## Exercise directions
Type out the material below exactly.

## Data
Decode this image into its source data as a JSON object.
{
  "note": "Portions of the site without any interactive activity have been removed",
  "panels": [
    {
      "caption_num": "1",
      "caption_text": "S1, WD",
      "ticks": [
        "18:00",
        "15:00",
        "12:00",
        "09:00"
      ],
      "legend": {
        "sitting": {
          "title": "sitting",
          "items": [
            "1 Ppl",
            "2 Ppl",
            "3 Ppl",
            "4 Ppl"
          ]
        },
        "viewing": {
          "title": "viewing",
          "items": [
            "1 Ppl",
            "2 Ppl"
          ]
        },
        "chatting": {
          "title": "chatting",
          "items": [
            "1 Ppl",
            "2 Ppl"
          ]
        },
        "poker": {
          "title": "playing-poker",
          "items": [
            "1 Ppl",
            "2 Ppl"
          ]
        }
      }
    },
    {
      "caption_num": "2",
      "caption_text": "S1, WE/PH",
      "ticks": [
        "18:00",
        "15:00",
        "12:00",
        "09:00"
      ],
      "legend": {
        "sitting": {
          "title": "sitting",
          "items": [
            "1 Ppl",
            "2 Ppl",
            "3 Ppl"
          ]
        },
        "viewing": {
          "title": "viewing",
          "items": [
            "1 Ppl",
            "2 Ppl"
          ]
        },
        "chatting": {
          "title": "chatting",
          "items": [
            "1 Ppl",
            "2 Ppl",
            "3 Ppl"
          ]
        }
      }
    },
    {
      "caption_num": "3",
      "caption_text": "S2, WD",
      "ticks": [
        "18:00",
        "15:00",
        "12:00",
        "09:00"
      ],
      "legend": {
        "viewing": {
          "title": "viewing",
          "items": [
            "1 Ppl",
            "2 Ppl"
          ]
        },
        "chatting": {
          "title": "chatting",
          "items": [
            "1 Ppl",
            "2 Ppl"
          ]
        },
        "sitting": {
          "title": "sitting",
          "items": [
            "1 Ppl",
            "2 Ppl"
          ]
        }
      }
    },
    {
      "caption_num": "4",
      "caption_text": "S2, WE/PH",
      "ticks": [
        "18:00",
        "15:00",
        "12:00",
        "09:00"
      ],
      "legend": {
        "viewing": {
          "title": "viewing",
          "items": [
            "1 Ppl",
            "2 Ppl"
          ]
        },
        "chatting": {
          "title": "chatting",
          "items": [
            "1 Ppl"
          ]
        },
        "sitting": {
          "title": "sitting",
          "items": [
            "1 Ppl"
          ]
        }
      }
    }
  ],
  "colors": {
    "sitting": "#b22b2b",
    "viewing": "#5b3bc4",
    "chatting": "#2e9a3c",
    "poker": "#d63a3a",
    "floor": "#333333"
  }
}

## Task output
Decode this image into its source data as a JSON object.
{
  "note": "Portions of the site without any interactive activity have been removed",
  "panels": [
    {
      "caption_num": "1",
      "caption_text": "S1, WD",
      "ticks": [
        "18:00",
        "15:00",
        "12:00",
        "09:00"
      ],
      "legend": {
        "sitting": {
          "title": "sitting",
          "items": [
            "1 Ppl",
            "2 Ppl",
            "3 Ppl",
            "4 Ppl"
          ]
        },
        "viewing": {
          "title": "viewing",
          "items": [
            "1 Ppl",
            "2 Ppl"
          ]
        },
        "chatting": {
          "title": "chatting",
          "items": [
            "1 Ppl",
            "2 Ppl"
          ]
        },
        "poker": {
          "title": "playing-poker",
          "items": [
            "1 Ppl",
            "2 Ppl"
          ]
        }
      }
    },
    {
      "caption_num": "2",
      "caption_text": "S1, WE/PH",
      "ticks": [
        "18:00",
        "15:00",
        "12:00",
        "09:00"
      ],
      "legend": {
        "sitting": {
          "title": "sitting",
          "items": [
            "1 Ppl",
            "2 Ppl",
            "3 Ppl"
          ]
        },
        "viewing": {
          "title": "viewing",
          "items": [
            "1 Ppl",
            "2 Ppl"
          ]
        },
        "chatting": {
          "title": "chatting",
          "items": [
            "1 Ppl",
            "2 Ppl",
            "3 Ppl"
          ]
        }
      }
    },
    {
      "caption_num": "3",
      "caption_text": "S2, WD",
      "ticks": [
        "18:00",
        "15:00",
        "12:00",
        "09:00"
      ],
      "legend": {
        "viewing": {
          "title": "viewing",
          "items": [
            "1 Ppl",
            "2 Ppl"
          ]
        },
        "chatting": {
          "title": "chatting",
          "items": [
            "1 Ppl",
            "2 Ppl"
          ]
        },
        "sitting": {
          "title": "sitting",
          "items": [
            "1 Ppl",
            "2 Ppl"
          ]
        }
      }
    },
    {
      "caption_num": "4",
      "caption_text": "S2, WE/PH",
      "ticks": [
        "18:00",
        "15:00",
        "12:00",
        "09:00"
      ],
      "legend": {
        "viewing": {
          "title": "viewing",
          "items": [
            "1 Ppl",
            "2 Ppl"
          ]
        },
        "chatting": {
          "title": "chatting",
          "items": [
            "1 Ppl"
          ]
        },
        "sitting": {
          "title": "sitting",
          "items": [
            "1 Ppl"
          ]
        }
      }
    }
  ],
  "colors": {
    "sitting": "#b22b2b",
    "viewing": "#5b3bc4",
    "chatting": "#2e9a3c",
    "poker": "#d63a3a",
    "floor": "#333333"
  }
}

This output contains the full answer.